Problem details: Do not carry the pictures over; copy every other part of the entries exactly.

Extracted information:
------------------------------------------------
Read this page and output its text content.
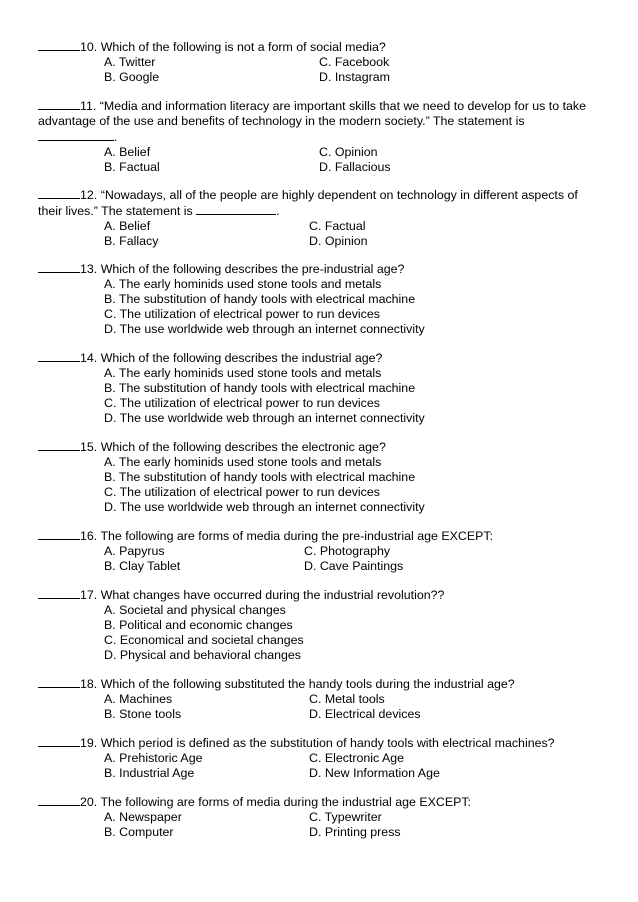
10. Which of the following is not a form of social media?
A. Twitter	C. Facebook
B. Google	D. Instagram
11. “Media and information literacy are important skills that we need to develop for us to take advantage of the use and benefits of technology in the modern society.” The statement is
.
A. Belief	C. Opinion
B. Factual	D. Fallacious
12. “Nowadays, all of the people are highly dependent on technology in different aspects of their lives.” The statement is	.
A. Belief	C. Factual
B. Fallacy	D. Opinion
13. Which of the following describes the pre-industrial age?
A. The early hominids used stone tools and metals
B. The substitution of handy tools with electrical machine
C. The utilization of electrical power to run devices
D. The use worldwide web through an internet connectivity
14. Which of the following describes the industrial age?
A. The early hominids used stone tools and metals
B. The substitution of handy tools with electrical machine
C. The utilization of electrical power to run devices
D. The use worldwide web through an internet connectivity
15. Which of the following describes the electronic age?
A. The early hominids used stone tools and metals
B. The substitution of handy tools with electrical machine
C. The utilization of electrical power to run devices
D. The use worldwide web through an internet connectivity
16. The following are forms of media during the pre-industrial age EXCEPT:
A. Papyrus	C. Photography
B. Clay Tablet	D. Cave Paintings
17. What changes have occurred during the industrial revolution??
A. Societal and physical changes
B. Political and economic changes
C. Economical and societal changes
D. Physical and behavioral changes
18. Which of the following substituted the handy tools during the industrial age?
A. Machines	C. Metal tools
B. Stone tools	D. Electrical devices
19. Which period is defined as the substitution of handy tools with electrical machines?
A. Prehistoric Age	C. Electronic Age
B. Industrial Age	D. New Information Age
20. The following are forms of media during the industrial age EXCEPT:
A. Newspaper	C. Typewriter
B. Computer	D. Printing press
------------------------------------------------
Task answer:
Read this page and output its text content.
10. Which of the following is not a form of social media?
A. Twitter	C. Facebook
B. Google	D. Instagram
11. “Media and information literacy are important skills that we need to develop for us to take advantage of the use and benefits of technology in the modern society.” The statement is
.
A. Belief	C. Opinion
B. Factual	D. Fallacious
12. “Nowadays, all of the people are highly dependent on technology in different aspects of their lives.” The statement is	.
A. Belief	C. Factual
B. Fallacy	D. Opinion
13. Which of the following describes the pre-industrial age?
A. The early hominids used stone tools and metals
B. The substitution of handy tools with electrical machine
C. The utilization of electrical power to run devices
D. The use worldwide web through an internet connectivity
14. Which of the following describes the industrial age?
A. The early hominids used stone tools and metals
B. The substitution of handy tools with electrical machine
C. The utilization of electrical power to run devices
D. The use worldwide web through an internet connectivity
15. Which of the following describes the electronic age?
A. The early hominids used stone tools and metals
B. The substitution of handy tools with electrical machine
C. The utilization of electrical power to run devices
D. The use worldwide web through an internet connectivity
16. The following are forms of media during the pre-industrial age EXCEPT:
A. Papyrus	C. Photography
B. Clay Tablet	D. Cave Paintings
17. What changes have occurred during the industrial revolution??
A. Societal and physical changes
B. Political and economic changes
C. Economical and societal changes
D. Physical and behavioral changes
18. Which of the following substituted the handy tools during the industrial age?
A. Machines	C. Metal tools
B. Stone tools	D. Electrical devices
19. Which period is defined as the substitution of handy tools with electrical machines?
A. Prehistoric Age	C. Electronic Age
B. Industrial Age	D. New Information Age
20. The following are forms of media during the industrial age EXCEPT:
A. Newspaper	C. Typewriter
B. Computer	D. Printing press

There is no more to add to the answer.